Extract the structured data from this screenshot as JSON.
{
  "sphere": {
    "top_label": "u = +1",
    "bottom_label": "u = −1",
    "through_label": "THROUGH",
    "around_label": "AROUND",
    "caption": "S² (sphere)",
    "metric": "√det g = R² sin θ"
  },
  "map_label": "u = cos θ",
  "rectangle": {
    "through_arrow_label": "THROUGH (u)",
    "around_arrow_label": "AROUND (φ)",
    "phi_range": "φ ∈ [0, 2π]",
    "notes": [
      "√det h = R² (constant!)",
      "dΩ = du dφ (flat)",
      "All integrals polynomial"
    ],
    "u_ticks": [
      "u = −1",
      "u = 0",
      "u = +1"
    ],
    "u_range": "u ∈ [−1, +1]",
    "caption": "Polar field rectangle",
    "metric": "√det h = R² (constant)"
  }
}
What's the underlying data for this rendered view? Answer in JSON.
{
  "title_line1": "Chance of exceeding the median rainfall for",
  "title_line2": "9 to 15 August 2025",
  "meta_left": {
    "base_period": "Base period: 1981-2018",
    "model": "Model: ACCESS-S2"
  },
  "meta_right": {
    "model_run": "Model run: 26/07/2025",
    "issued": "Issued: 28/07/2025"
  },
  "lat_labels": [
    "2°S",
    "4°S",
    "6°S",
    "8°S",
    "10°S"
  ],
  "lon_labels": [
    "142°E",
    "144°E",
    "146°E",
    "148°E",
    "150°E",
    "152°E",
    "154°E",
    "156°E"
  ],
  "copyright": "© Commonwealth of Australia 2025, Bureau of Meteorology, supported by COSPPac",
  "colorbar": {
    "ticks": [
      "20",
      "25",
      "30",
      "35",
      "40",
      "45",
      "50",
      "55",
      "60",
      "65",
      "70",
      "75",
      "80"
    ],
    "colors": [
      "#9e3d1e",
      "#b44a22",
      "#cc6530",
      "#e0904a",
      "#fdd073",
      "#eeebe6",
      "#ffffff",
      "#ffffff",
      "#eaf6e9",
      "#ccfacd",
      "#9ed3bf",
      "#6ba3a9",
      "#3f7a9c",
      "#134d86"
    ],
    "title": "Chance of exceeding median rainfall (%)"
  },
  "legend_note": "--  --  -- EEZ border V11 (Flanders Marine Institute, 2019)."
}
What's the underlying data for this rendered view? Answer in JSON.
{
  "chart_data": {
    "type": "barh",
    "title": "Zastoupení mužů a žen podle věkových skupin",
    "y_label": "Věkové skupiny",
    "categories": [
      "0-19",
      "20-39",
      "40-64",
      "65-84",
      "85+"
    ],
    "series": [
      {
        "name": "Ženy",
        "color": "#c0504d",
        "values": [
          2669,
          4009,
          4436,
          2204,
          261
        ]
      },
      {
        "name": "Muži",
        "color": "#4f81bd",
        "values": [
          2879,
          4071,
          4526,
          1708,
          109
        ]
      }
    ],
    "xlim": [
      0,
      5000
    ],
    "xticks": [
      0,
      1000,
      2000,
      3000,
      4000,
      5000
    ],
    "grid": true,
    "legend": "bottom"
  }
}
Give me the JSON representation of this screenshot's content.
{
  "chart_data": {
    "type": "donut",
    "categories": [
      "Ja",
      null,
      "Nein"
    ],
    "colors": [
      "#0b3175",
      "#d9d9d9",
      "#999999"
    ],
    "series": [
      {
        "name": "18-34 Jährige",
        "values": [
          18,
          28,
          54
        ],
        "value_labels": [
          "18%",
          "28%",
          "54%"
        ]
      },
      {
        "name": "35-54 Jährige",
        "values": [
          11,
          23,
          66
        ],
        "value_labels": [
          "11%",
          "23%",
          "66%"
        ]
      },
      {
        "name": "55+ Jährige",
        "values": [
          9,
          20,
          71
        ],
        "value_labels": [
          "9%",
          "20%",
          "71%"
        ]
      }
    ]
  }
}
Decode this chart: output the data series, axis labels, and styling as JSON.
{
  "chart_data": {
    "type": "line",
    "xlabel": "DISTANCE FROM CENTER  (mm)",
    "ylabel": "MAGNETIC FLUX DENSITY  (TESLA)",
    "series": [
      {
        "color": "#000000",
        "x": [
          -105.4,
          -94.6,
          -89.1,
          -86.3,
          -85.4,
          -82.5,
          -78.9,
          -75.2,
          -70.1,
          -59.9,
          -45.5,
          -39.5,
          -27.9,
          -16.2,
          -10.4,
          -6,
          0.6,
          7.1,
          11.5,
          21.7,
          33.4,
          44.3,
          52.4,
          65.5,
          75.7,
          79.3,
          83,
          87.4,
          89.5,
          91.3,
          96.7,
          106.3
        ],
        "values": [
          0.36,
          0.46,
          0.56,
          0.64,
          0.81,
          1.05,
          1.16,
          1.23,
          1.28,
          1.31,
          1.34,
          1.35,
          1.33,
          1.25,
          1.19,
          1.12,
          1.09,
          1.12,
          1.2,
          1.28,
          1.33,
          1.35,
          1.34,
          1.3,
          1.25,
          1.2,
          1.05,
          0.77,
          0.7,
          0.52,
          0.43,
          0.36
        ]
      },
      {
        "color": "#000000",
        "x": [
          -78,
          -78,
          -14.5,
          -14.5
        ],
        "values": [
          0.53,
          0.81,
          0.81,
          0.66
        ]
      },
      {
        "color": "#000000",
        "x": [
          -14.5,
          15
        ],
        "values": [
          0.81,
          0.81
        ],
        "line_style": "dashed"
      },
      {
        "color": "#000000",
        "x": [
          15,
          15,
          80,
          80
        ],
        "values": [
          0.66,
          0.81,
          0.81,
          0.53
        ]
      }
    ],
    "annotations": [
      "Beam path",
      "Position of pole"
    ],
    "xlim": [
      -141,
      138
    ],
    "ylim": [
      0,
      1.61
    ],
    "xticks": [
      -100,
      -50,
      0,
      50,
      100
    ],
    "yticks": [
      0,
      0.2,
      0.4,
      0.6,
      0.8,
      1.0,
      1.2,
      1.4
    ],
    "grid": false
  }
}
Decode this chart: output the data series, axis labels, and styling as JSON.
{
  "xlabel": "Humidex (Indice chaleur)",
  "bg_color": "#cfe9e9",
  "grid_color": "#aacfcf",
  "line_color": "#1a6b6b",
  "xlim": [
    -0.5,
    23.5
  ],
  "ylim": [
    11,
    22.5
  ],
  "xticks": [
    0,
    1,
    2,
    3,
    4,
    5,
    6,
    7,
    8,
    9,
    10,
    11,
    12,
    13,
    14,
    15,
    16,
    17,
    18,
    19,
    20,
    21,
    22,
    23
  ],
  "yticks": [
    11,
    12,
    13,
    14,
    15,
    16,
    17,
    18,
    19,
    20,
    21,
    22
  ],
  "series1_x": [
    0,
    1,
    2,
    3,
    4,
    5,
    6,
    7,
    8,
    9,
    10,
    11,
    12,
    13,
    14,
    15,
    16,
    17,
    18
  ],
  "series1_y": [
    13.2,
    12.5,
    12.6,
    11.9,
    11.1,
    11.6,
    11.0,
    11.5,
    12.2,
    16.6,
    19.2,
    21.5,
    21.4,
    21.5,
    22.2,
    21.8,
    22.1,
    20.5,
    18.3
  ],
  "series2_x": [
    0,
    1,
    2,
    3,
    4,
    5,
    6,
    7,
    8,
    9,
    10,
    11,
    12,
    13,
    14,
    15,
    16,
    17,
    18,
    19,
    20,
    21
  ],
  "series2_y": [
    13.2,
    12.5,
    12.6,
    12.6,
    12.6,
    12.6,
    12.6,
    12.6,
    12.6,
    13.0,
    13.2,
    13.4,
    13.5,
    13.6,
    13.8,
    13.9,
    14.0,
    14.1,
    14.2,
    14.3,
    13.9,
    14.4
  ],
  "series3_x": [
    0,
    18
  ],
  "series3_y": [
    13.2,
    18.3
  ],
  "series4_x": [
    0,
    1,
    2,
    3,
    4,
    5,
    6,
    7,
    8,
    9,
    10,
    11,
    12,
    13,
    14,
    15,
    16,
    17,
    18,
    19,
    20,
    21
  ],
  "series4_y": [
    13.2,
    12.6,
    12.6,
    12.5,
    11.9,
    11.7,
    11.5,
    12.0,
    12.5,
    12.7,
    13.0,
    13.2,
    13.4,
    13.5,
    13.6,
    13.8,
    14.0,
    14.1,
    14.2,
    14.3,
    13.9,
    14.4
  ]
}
+ + + +
* DIRECTION *
Copy each line above that contains the word "metric".

* TASK ANSWER *
    "metric": "√det g = R² sin θ"
    "metric": "√det h = R² (constant)"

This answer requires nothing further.